### Data in this exercise
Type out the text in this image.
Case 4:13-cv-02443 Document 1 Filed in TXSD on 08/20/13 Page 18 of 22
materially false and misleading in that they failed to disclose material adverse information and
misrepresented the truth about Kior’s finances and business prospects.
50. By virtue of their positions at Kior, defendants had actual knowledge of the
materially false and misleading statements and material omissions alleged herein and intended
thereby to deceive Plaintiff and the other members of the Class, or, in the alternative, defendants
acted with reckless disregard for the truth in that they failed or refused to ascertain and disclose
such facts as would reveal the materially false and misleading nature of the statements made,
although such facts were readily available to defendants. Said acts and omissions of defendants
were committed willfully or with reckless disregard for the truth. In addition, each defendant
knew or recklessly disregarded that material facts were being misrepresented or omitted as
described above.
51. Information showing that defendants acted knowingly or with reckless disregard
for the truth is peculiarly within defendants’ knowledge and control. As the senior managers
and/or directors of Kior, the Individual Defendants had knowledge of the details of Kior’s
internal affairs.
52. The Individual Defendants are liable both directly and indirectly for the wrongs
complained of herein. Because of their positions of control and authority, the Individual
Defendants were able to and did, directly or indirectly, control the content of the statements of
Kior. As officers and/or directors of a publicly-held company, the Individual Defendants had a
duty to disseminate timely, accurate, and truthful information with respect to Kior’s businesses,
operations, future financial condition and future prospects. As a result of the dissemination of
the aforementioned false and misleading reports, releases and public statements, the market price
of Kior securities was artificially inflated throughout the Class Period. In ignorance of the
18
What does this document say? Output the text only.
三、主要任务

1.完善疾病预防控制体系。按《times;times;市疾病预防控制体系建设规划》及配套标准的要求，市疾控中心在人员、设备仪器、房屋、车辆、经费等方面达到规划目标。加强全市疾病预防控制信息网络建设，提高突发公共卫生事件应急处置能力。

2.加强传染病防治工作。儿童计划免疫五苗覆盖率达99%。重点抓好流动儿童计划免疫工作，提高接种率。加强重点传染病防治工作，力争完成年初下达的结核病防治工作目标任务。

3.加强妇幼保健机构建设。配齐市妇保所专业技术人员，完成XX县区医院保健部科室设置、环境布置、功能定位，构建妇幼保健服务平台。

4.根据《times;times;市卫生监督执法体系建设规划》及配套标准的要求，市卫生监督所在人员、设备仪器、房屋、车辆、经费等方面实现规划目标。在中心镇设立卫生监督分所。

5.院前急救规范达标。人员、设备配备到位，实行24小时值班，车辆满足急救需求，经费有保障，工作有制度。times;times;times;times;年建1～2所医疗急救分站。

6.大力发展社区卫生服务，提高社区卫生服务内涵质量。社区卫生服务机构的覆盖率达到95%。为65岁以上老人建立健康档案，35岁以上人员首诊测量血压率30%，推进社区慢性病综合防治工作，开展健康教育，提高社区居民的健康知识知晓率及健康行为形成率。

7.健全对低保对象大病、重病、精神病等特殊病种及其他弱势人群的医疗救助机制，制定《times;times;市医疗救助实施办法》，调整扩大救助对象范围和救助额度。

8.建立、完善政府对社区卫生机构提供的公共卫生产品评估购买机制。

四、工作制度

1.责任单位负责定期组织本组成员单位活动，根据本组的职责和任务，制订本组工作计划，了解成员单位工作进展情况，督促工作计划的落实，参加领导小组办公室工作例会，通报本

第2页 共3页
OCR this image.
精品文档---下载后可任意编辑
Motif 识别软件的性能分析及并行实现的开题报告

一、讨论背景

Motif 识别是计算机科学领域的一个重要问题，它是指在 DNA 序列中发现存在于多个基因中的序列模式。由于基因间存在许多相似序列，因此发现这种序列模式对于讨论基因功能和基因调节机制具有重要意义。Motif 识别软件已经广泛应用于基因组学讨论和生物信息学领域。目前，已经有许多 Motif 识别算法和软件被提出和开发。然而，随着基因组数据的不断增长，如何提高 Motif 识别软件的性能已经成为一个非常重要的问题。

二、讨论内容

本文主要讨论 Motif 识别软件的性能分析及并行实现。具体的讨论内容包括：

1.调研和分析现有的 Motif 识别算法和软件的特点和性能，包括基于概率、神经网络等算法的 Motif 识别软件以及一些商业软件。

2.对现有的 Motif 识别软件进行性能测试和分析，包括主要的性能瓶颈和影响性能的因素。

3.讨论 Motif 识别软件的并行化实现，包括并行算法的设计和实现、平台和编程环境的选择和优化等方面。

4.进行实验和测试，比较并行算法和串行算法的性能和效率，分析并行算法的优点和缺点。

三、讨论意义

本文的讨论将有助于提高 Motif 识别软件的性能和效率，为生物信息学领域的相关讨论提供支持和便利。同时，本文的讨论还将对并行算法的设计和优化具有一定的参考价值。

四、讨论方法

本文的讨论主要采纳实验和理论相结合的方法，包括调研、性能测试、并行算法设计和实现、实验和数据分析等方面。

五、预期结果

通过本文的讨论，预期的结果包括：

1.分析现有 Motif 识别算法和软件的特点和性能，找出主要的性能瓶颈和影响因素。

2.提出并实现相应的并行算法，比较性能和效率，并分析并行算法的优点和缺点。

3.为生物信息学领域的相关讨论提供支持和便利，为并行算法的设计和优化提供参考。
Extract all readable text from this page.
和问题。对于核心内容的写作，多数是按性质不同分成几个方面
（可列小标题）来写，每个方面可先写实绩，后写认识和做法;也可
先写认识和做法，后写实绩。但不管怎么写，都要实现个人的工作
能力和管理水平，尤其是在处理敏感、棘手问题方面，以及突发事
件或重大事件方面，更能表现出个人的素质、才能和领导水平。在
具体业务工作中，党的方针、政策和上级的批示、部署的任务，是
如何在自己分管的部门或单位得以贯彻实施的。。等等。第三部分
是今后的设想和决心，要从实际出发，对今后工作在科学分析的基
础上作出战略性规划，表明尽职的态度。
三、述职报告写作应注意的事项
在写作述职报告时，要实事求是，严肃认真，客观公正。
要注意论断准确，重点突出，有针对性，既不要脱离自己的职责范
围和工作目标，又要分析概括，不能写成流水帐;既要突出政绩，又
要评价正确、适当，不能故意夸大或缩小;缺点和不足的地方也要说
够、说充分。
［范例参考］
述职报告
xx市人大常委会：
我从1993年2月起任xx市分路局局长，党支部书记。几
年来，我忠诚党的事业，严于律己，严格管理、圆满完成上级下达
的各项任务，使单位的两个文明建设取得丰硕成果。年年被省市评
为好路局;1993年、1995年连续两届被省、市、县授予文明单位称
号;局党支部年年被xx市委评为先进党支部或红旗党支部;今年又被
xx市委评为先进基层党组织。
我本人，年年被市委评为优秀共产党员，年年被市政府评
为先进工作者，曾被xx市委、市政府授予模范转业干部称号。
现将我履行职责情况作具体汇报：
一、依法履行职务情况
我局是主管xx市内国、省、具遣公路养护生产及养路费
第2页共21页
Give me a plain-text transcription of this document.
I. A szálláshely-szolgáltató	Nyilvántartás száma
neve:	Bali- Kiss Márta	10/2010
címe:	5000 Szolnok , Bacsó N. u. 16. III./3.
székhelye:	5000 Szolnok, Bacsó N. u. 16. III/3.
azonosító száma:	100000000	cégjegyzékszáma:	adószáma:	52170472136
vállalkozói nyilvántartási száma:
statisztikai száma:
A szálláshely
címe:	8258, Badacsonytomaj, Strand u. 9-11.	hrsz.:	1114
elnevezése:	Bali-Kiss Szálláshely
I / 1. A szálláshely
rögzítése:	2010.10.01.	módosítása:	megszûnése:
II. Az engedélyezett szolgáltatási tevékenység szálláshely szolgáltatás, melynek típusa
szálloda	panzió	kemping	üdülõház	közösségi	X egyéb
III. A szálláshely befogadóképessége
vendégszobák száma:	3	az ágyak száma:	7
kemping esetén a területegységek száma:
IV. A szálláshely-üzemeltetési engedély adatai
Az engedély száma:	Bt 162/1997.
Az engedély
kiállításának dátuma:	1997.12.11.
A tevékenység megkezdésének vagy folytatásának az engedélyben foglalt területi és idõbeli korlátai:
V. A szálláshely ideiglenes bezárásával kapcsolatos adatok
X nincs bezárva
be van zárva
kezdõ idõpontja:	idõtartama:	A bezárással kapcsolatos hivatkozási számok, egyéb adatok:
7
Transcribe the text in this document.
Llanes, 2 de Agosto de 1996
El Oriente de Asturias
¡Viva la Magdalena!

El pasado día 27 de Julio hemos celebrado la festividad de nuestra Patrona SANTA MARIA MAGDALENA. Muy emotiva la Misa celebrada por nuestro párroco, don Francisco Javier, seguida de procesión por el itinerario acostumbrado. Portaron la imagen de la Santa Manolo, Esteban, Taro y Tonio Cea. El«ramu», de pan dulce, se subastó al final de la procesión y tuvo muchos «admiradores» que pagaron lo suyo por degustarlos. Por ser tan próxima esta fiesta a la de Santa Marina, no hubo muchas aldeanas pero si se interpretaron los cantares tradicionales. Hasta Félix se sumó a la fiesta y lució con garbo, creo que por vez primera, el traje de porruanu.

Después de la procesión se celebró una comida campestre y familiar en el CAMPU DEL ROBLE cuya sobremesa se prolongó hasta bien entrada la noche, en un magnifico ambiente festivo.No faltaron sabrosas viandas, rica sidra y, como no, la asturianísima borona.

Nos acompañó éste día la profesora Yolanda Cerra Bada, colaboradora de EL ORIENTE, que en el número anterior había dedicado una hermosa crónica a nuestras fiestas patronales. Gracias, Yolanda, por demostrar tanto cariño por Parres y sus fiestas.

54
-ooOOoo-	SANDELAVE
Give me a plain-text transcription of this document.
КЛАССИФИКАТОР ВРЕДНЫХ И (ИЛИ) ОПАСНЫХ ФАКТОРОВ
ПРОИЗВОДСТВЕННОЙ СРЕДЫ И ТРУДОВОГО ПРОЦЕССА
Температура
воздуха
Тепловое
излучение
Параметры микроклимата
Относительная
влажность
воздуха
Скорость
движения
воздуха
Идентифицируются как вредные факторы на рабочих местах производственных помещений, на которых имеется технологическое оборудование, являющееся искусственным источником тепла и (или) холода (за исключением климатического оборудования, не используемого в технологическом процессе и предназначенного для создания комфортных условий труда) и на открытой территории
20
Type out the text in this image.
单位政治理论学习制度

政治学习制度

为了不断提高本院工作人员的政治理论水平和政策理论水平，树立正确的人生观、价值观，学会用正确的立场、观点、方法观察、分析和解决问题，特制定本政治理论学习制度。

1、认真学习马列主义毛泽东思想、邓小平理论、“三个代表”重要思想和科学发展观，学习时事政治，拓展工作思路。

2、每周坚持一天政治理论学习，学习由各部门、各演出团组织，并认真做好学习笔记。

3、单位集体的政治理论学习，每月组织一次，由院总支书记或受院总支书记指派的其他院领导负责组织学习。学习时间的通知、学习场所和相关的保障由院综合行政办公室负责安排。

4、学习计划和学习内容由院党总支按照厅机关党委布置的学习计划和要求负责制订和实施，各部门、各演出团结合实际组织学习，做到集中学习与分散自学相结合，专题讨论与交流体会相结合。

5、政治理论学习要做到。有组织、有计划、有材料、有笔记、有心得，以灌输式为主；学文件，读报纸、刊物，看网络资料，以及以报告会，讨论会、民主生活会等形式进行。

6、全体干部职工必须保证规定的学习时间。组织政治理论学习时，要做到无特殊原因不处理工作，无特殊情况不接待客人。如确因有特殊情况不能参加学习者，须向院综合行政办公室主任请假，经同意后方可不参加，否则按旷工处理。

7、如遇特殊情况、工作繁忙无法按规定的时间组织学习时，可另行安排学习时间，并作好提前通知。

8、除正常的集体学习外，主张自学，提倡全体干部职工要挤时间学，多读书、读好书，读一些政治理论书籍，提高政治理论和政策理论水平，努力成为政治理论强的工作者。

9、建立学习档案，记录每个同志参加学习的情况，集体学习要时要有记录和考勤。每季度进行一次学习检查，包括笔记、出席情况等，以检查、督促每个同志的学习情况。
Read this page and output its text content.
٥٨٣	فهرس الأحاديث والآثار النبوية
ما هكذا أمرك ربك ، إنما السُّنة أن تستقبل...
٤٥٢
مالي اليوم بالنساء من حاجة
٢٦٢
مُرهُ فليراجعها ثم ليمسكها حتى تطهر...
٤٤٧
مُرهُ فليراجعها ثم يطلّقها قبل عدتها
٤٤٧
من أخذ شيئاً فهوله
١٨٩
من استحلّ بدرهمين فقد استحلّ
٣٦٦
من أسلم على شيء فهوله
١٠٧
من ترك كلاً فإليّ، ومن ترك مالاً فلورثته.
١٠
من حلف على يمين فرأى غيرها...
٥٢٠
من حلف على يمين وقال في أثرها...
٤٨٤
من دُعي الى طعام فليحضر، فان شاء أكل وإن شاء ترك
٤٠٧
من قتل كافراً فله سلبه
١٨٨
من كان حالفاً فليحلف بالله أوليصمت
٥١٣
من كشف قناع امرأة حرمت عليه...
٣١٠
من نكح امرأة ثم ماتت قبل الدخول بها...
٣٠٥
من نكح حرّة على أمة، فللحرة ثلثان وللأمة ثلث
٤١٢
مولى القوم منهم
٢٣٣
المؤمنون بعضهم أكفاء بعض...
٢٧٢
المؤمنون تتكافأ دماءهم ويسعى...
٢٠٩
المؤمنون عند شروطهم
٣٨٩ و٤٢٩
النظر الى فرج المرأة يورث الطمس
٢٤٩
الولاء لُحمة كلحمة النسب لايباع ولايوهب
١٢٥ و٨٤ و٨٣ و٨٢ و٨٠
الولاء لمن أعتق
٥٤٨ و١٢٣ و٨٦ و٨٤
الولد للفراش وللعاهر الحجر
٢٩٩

### Given task
Look for "فليراجعها" and pull out every line that has it.

### Right answer
مُرهُ فليراجعها ثم ليمسكها حتى تطهر...
مُرهُ فليراجعها ثم يطلّقها قبل عدتها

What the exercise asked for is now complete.